■ **Exercise data**

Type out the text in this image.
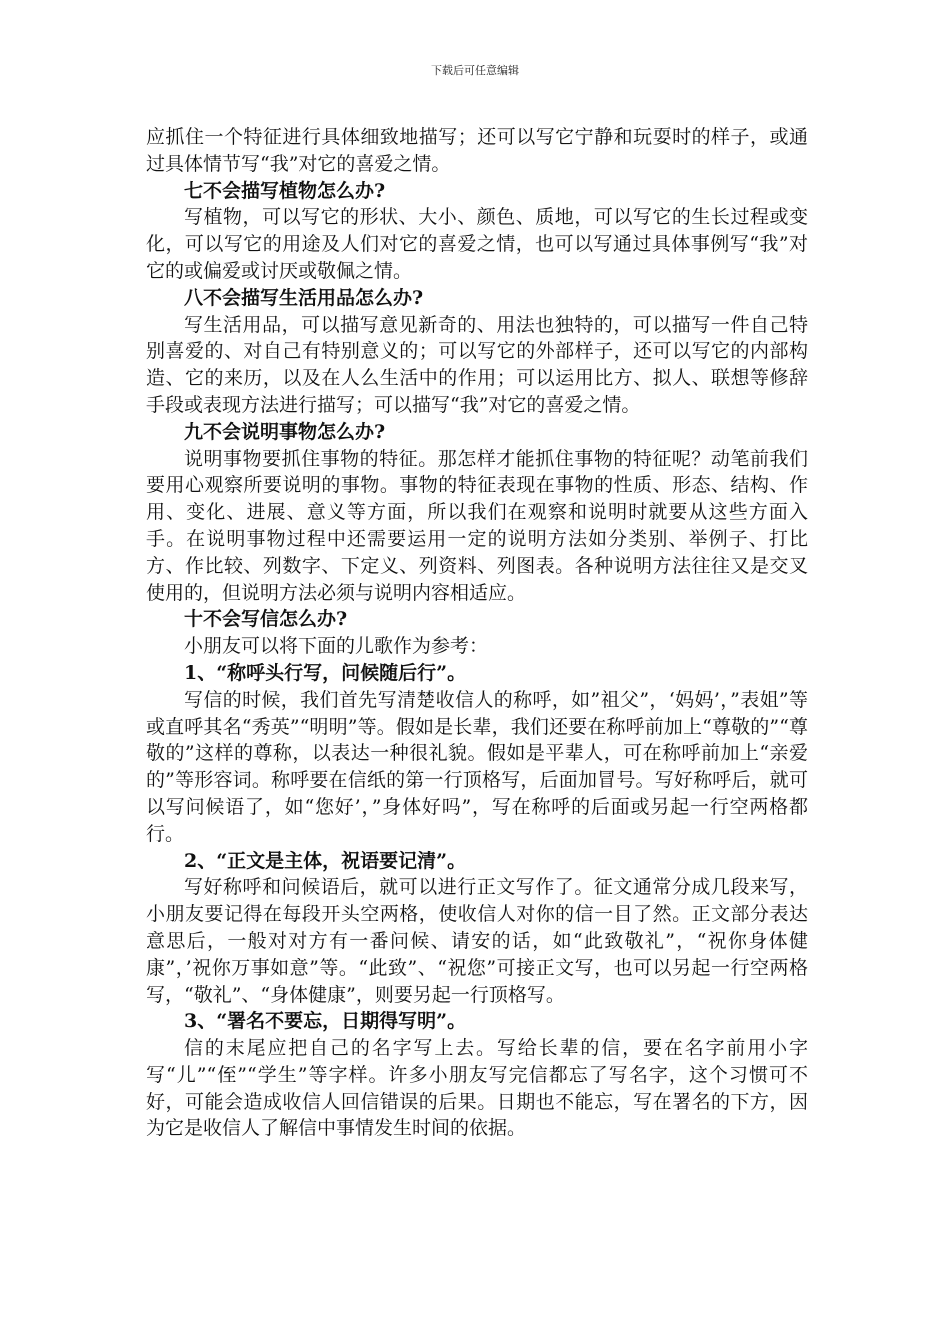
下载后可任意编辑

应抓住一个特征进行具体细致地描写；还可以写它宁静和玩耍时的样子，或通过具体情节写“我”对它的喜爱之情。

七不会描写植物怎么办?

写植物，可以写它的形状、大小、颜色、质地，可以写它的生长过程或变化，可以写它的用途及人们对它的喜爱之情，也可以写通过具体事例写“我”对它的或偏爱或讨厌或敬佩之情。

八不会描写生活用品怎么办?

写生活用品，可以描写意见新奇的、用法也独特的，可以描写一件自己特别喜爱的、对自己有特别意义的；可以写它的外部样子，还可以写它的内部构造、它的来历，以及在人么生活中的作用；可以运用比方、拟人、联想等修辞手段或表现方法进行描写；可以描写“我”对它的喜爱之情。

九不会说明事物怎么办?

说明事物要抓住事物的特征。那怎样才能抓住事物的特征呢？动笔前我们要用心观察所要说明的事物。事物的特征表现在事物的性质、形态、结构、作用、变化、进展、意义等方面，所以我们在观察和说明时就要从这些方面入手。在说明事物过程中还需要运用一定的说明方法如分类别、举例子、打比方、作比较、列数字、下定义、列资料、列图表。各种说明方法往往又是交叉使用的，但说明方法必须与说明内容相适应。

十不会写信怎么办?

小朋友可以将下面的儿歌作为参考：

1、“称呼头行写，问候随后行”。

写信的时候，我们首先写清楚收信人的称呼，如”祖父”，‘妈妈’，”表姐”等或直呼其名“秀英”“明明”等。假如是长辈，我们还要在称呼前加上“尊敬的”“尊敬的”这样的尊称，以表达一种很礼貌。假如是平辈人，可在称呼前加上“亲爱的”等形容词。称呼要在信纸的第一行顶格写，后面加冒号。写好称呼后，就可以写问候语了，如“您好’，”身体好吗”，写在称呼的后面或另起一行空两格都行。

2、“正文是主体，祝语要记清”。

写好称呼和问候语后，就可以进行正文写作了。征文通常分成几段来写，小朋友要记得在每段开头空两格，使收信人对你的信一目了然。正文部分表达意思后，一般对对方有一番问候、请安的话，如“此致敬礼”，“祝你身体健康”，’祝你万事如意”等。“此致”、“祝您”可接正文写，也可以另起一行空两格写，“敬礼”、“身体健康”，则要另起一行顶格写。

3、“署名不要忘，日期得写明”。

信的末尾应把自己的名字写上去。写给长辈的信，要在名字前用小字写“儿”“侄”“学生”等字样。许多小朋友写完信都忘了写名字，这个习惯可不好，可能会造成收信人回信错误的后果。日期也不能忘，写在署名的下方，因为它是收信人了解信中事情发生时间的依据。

■ **Task details**
Repeat the material above in full and exactly, apart from the pictures.

■ **Solution to the exercise**
Type out the text in this image.
下载后可任意编辑

应抓住一个特征进行具体细致地描写；还可以写它宁静和玩耍时的样子，或通过具体情节写“我”对它的喜爱之情。

七不会描写植物怎么办?

写植物，可以写它的形状、大小、颜色、质地，可以写它的生长过程或变化，可以写它的用途及人们对它的喜爱之情，也可以写通过具体事例写“我”对它的或偏爱或讨厌或敬佩之情。

八不会描写生活用品怎么办?

写生活用品，可以描写意见新奇的、用法也独特的，可以描写一件自己特别喜爱的、对自己有特别意义的；可以写它的外部样子，还可以写它的内部构造、它的来历，以及在人么生活中的作用；可以运用比方、拟人、联想等修辞手段或表现方法进行描写；可以描写“我”对它的喜爱之情。

九不会说明事物怎么办?

说明事物要抓住事物的特征。那怎样才能抓住事物的特征呢？动笔前我们要用心观察所要说明的事物。事物的特征表现在事物的性质、形态、结构、作用、变化、进展、意义等方面，所以我们在观察和说明时就要从这些方面入手。在说明事物过程中还需要运用一定的说明方法如分类别、举例子、打比方、作比较、列数字、下定义、列资料、列图表。各种说明方法往往又是交叉使用的，但说明方法必须与说明内容相适应。

十不会写信怎么办?

小朋友可以将下面的儿歌作为参考：

1、“称呼头行写，问候随后行”。

写信的时候，我们首先写清楚收信人的称呼，如”祖父”，‘妈妈’，”表姐”等或直呼其名“秀英”“明明”等。假如是长辈，我们还要在称呼前加上“尊敬的”“尊敬的”这样的尊称，以表达一种很礼貌。假如是平辈人，可在称呼前加上“亲爱的”等形容词。称呼要在信纸的第一行顶格写，后面加冒号。写好称呼后，就可以写问候语了，如“您好’，”身体好吗”，写在称呼的后面或另起一行空两格都行。

2、“正文是主体，祝语要记清”。

写好称呼和问候语后，就可以进行正文写作了。征文通常分成几段来写，小朋友要记得在每段开头空两格，使收信人对你的信一目了然。正文部分表达意思后，一般对对方有一番问候、请安的话，如“此致敬礼”，“祝你身体健康”，’祝你万事如意”等。“此致”、“祝您”可接正文写，也可以另起一行空两格写，“敬礼”、“身体健康”，则要另起一行顶格写。

3、“署名不要忘，日期得写明”。

信的末尾应把自己的名字写上去。写给长辈的信，要在名字前用小字写“儿”“侄”“学生”等字样。许多小朋友写完信都忘了写名字，这个习惯可不好，可能会造成收信人回信错误的后果。日期也不能忘，写在署名的下方，因为它是收信人了解信中事情发生时间的依据。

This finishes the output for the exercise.